▶ **Excerpt to read**
------------------------

Finally, move the parts of the compare calculation that are not
dependent on the live counter value out of the locked region.

Prior to this change the observed time between the irq_lock() and
irq_unlock() in z_clock_set_timeout() on the nRF51 ranged between 5 us
and 8 us.

With the revised algorithm the observed lock duration is between 2.16 us
(1024 Hz) and 2.88 us (100 Hz) in the common case that the compare is
set within the current tick.  If the compare is set late the duration
will be higher, but no greater than the previous implementation.

------------------------

▶ **Supplied information**
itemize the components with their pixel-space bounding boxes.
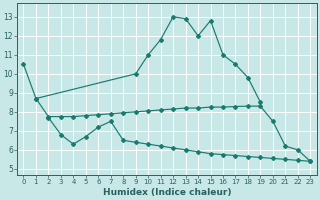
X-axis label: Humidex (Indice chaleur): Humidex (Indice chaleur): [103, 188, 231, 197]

------------------------

▶ **Exercises to complete**
1. In the lock-duration excerpt, set down the passage from "With the revised" up to and including "the previous implementation.", word for word.
2. List every function name mentioned in the lock-duration excerpt.

▶ **Problem solutions**
1.
With the revised algorithm the observed lock duration is between 2.16 us
(1024 Hz) and 2.88 us (100 Hz) in the common case that the compare is
set within the current tick.  If the compare is set late the duration
will be higher, but no greater than the previous implementation.

2.
irq_lock()
irq_unlock()
z_clock_set_timeout()